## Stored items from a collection

--- BEGIN ---

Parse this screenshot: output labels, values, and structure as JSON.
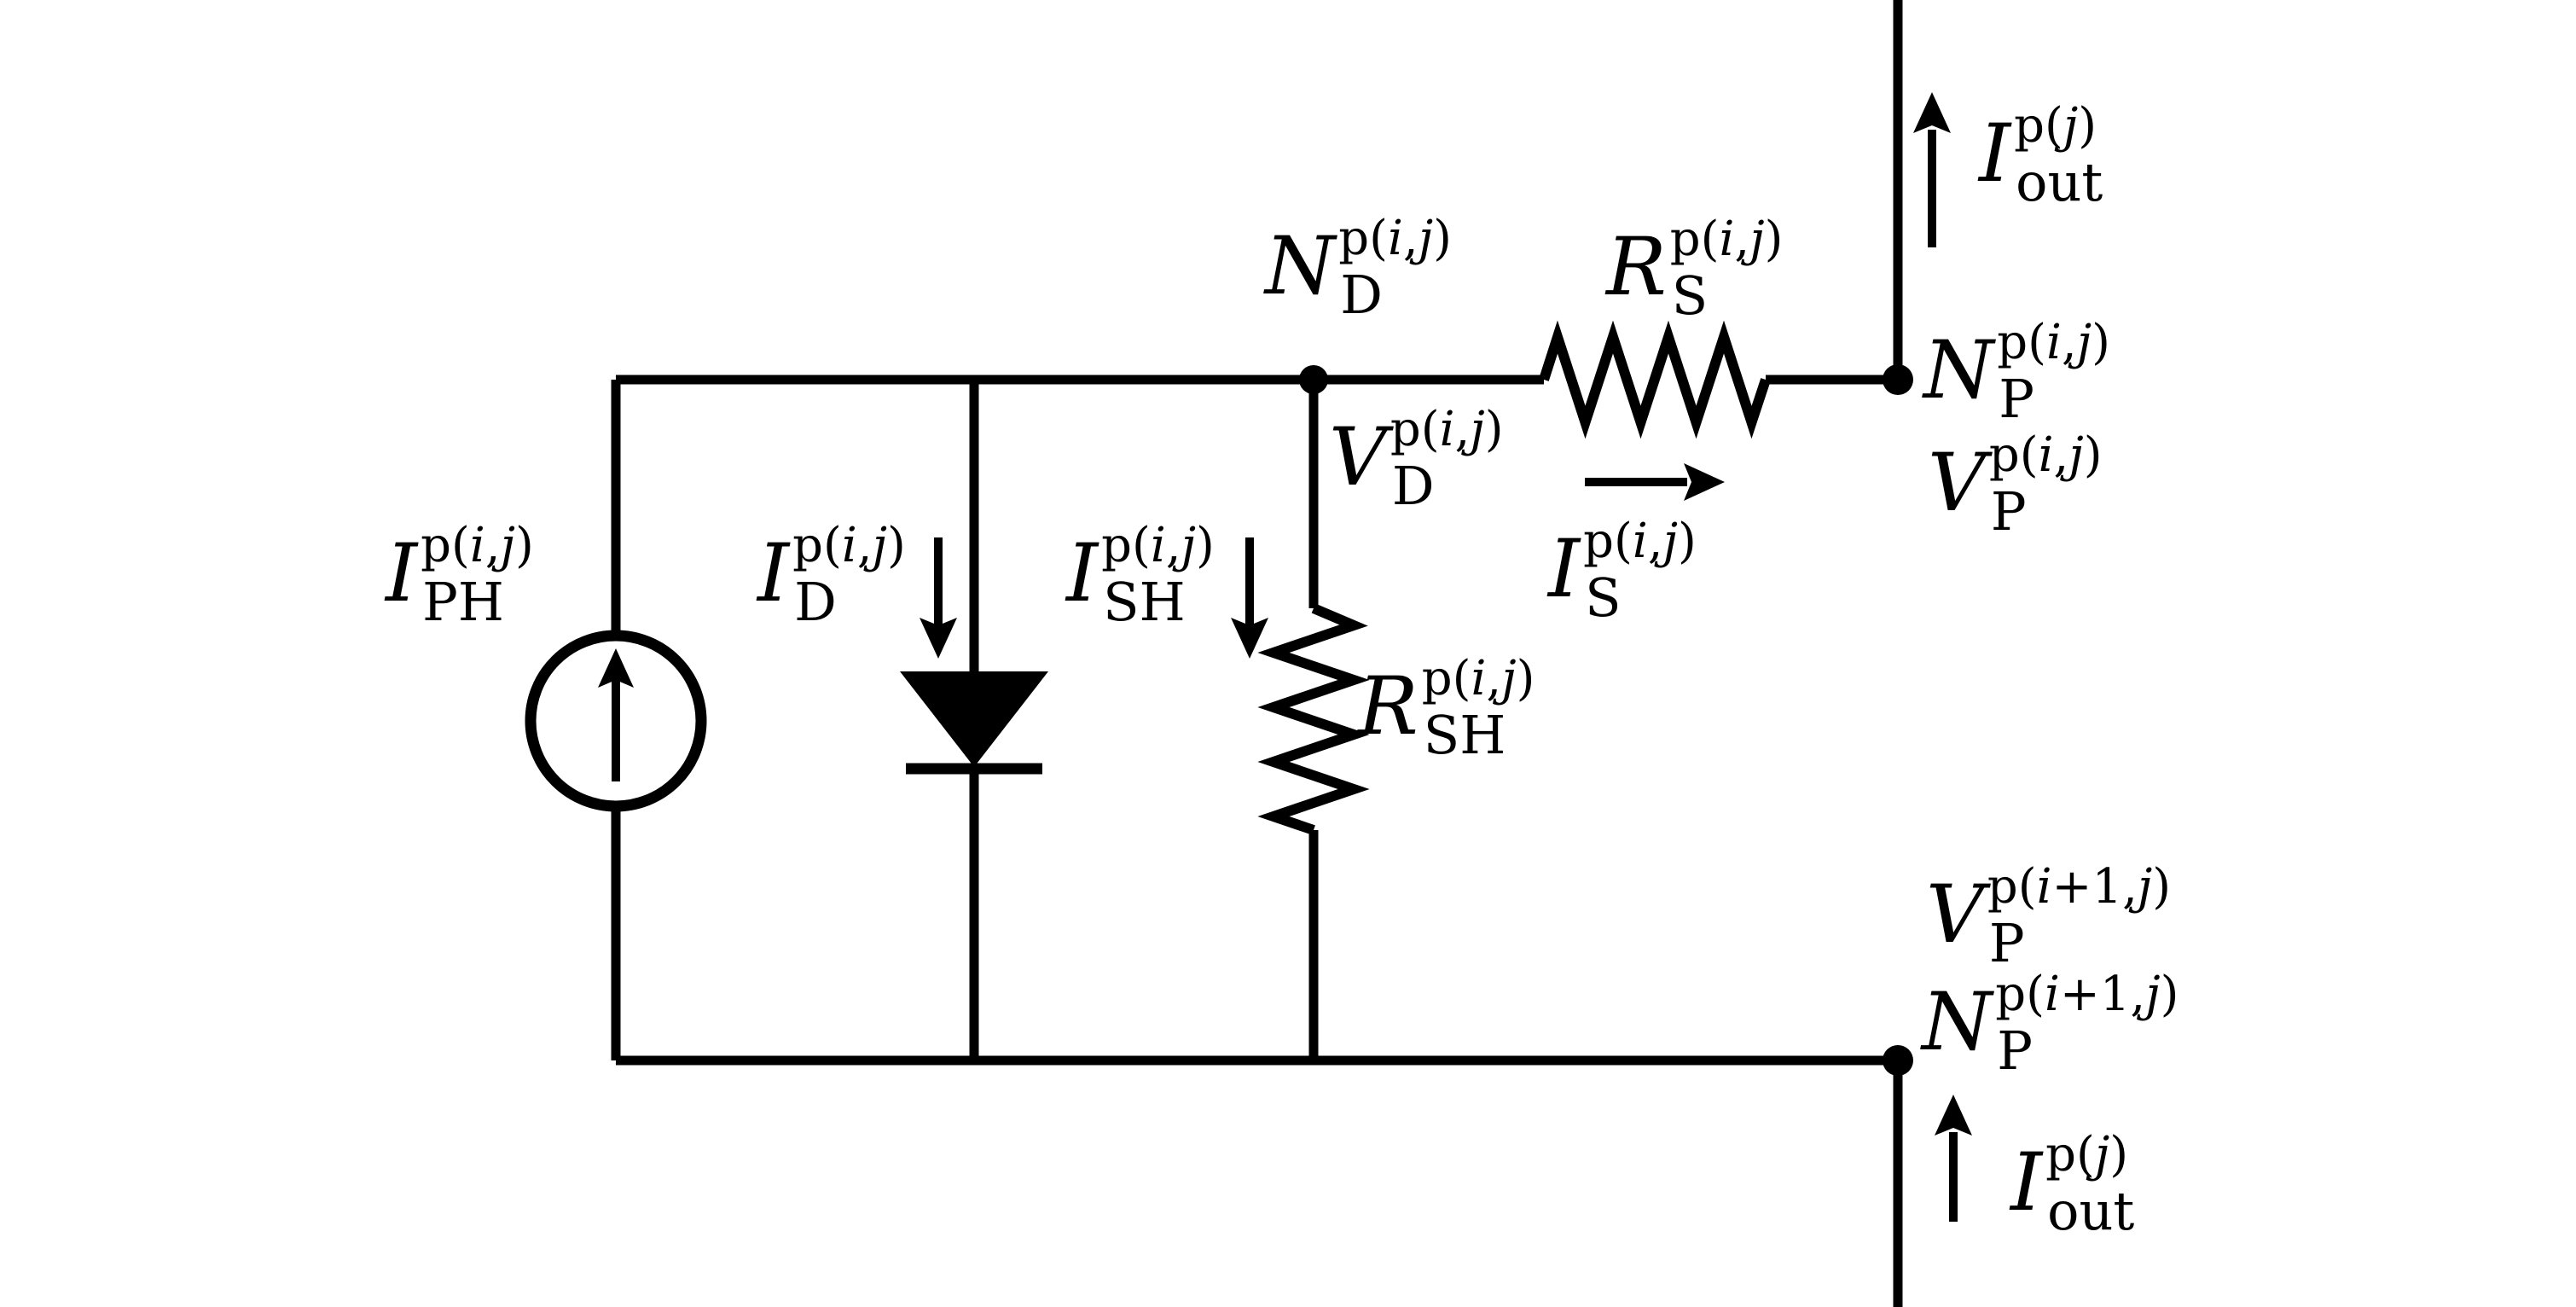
{
  "figure": {
    "background_color": "#ffffff",
    "stroke_color": "#000000",
    "description": "Equivalent circuit of a photovoltaic pixel (i,j): photocurrent source, diode, shunt resistor and series resistor between diode node and pixel node"
  },
  "labels": {
    "i_ph": {
      "main": "I",
      "sup": "p(i,j)",
      "sub": "PH"
    },
    "i_d": {
      "main": "I",
      "sup": "p(i,j)",
      "sub": "D"
    },
    "i_sh": {
      "main": "I",
      "sup": "p(i,j)",
      "sub": "SH"
    },
    "n_d": {
      "main": "N",
      "sup": "p(i,j)",
      "sub": "D"
    },
    "v_d": {
      "main": "V",
      "sup": "p(i,j)",
      "sub": "D"
    },
    "r_s": {
      "main": "R",
      "sup": "p(i,j)",
      "sub": "S"
    },
    "r_sh": {
      "main": "R",
      "sup": "p(i,j)",
      "sub": "SH"
    },
    "i_s": {
      "main": "I",
      "sup": "p(i,j)",
      "sub": "S"
    },
    "n_p_top": {
      "main": "N",
      "sup": "p(i,j)",
      "sub": "P"
    },
    "v_p_top": {
      "main": "V",
      "sup": "p(i,j)",
      "sub": "P"
    },
    "v_p_bottom": {
      "main": "V",
      "sup": "p(i+1,j)",
      "sub": "P"
    },
    "n_p_bottom": {
      "main": "N",
      "sup": "p(i+1,j)",
      "sub": "P"
    },
    "i_out_top": {
      "main": "I",
      "sup": "p(j)",
      "sub": "out"
    },
    "i_out_bottom": {
      "main": "I",
      "sup": "p(j)",
      "sub": "out"
    }
  }
}
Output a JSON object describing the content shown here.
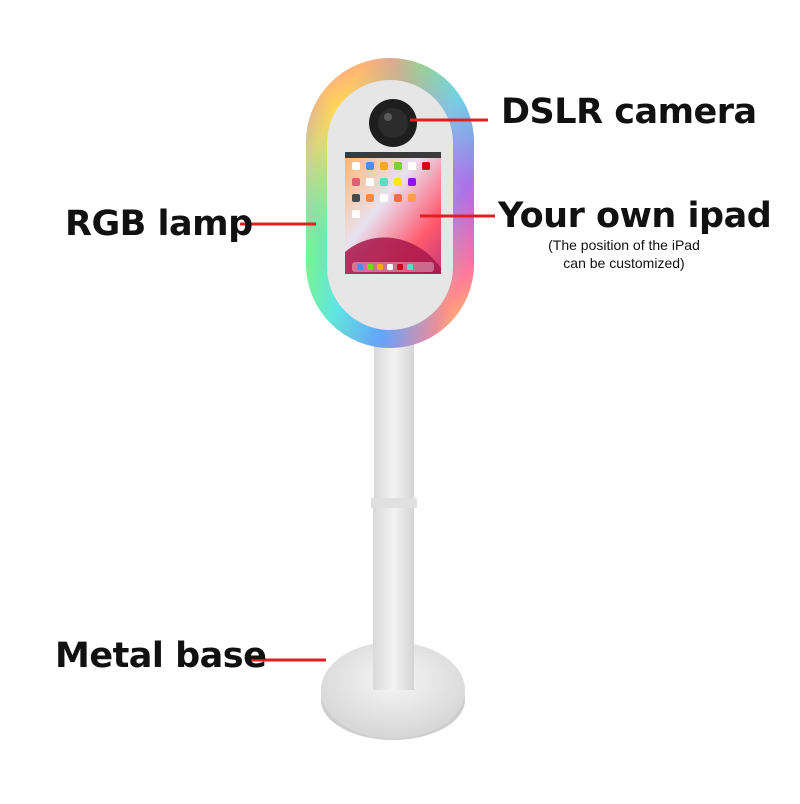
{
  "labels": {
    "dslr_camera": "DSLR camera",
    "ipad": "Your own ipad",
    "ipad_note_line1": "(The position of the iPad",
    "ipad_note_line2": "can be customized)",
    "rgb_lamp": "RGB lamp",
    "metal_base": "Metal base"
  },
  "colors": {
    "callout_line": "#e02020",
    "text": "#111111",
    "booth_body": "#e6e6e6",
    "stand": "#ececec"
  },
  "icons": [
    "camera-lens-icon",
    "ipad-screen-icon",
    "rgb-ring-lamp"
  ]
}
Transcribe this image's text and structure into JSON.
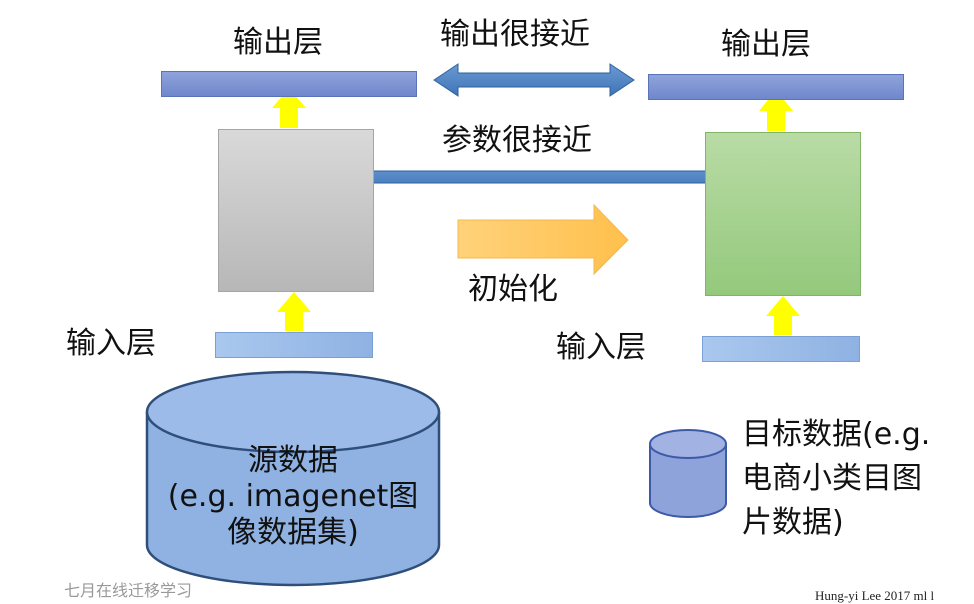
{
  "source_model": {
    "output_label": "输出层",
    "input_label": "输入层"
  },
  "target_model": {
    "output_label": "输出层",
    "input_label": "输入层"
  },
  "relations": {
    "output_similar": "输出很接近",
    "params_similar": "参数很接近",
    "init": "初始化"
  },
  "source_data": {
    "line1": "源数据",
    "line2": "(e.g. imagenet图",
    "line3": "像数据集)"
  },
  "target_data": {
    "line1": "目标数据(e.g.",
    "line2": "电商小类目图",
    "line3": "片数据)"
  },
  "footer": {
    "left": "七月在线迁移学习",
    "right": "Hung-yi Lee 2017 ml l"
  },
  "colors": {
    "double_arrow": "#4f86c6",
    "up_arrow": "#ffff00",
    "init_arrow": "#ffc04d",
    "cylinder": "#8fb2e3"
  }
}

--- END ---

## TASK OBJECTIVE
The copy should begin at the line containing "Transcribe this image's" and end at the last line of the data above; please restate those lines word for word without the pictures.

## WRITTEN ANSWER
Transcribe this image's text and structure into JSON.
{
  "source_model": {
    "output_label": "输出层",
    "input_label": "输入层"
  },
  "target_model": {
    "output_label": "输出层",
    "input_label": "输入层"
  },
  "relations": {
    "output_similar": "输出很接近",
    "params_similar": "参数很接近",
    "init": "初始化"
  },
  "source_data": {
    "line1": "源数据",
    "line2": "(e.g. imagenet图",
    "line3": "像数据集)"
  },
  "target_data": {
    "line1": "目标数据(e.g.",
    "line2": "电商小类目图",
    "line3": "片数据)"
  },
  "footer": {
    "left": "七月在线迁移学习",
    "right": "Hung-yi Lee 2017 ml l"
  },
  "colors": {
    "double_arrow": "#4f86c6",
    "up_arrow": "#ffff00",
    "init_arrow": "#ffc04d",
    "cylinder": "#8fb2e3"
  }
}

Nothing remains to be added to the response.